* **WHAT IS BEING ASKED**:
The entries below are to be written out again without alteration.

* **DATA FOR THE TASK**:
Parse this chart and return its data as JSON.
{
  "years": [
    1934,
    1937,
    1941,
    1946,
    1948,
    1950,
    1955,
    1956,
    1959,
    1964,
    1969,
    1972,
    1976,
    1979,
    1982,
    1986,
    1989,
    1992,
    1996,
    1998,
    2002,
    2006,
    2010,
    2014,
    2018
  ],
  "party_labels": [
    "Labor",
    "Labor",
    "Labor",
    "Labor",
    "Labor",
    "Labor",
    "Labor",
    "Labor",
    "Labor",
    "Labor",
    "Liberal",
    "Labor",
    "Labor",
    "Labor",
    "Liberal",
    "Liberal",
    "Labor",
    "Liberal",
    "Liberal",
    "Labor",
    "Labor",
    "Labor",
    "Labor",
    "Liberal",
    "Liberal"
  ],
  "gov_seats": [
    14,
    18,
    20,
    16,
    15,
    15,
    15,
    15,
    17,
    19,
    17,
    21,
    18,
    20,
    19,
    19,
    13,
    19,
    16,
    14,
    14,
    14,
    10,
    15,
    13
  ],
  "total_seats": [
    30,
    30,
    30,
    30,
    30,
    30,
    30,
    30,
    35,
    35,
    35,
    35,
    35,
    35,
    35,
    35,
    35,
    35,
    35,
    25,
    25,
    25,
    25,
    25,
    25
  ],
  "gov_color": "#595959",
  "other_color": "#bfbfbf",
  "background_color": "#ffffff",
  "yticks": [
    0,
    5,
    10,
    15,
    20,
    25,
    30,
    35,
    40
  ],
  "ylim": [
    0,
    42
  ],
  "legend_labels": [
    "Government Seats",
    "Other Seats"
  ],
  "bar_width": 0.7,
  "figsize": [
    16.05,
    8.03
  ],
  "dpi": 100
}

* **FINAL ANSWER**:
Parse this chart and return its data as JSON.
{
  "years": [
    1934,
    1937,
    1941,
    1946,
    1948,
    1950,
    1955,
    1956,
    1959,
    1964,
    1969,
    1972,
    1976,
    1979,
    1982,
    1986,
    1989,
    1992,
    1996,
    1998,
    2002,
    2006,
    2010,
    2014,
    2018
  ],
  "party_labels": [
    "Labor",
    "Labor",
    "Labor",
    "Labor",
    "Labor",
    "Labor",
    "Labor",
    "Labor",
    "Labor",
    "Labor",
    "Liberal",
    "Labor",
    "Labor",
    "Labor",
    "Liberal",
    "Liberal",
    "Labor",
    "Liberal",
    "Liberal",
    "Labor",
    "Labor",
    "Labor",
    "Labor",
    "Liberal",
    "Liberal"
  ],
  "gov_seats": [
    14,
    18,
    20,
    16,
    15,
    15,
    15,
    15,
    17,
    19,
    17,
    21,
    18,
    20,
    19,
    19,
    13,
    19,
    16,
    14,
    14,
    14,
    10,
    15,
    13
  ],
  "total_seats": [
    30,
    30,
    30,
    30,
    30,
    30,
    30,
    30,
    35,
    35,
    35,
    35,
    35,
    35,
    35,
    35,
    35,
    35,
    35,
    25,
    25,
    25,
    25,
    25,
    25
  ],
  "gov_color": "#595959",
  "other_color": "#bfbfbf",
  "background_color": "#ffffff",
  "yticks": [
    0,
    5,
    10,
    15,
    20,
    25,
    30,
    35,
    40
  ],
  "ylim": [
    0,
    42
  ],
  "legend_labels": [
    "Government Seats",
    "Other Seats"
  ],
  "bar_width": 0.7,
  "figsize": [
    16.05,
    8.03
  ],
  "dpi": 100
}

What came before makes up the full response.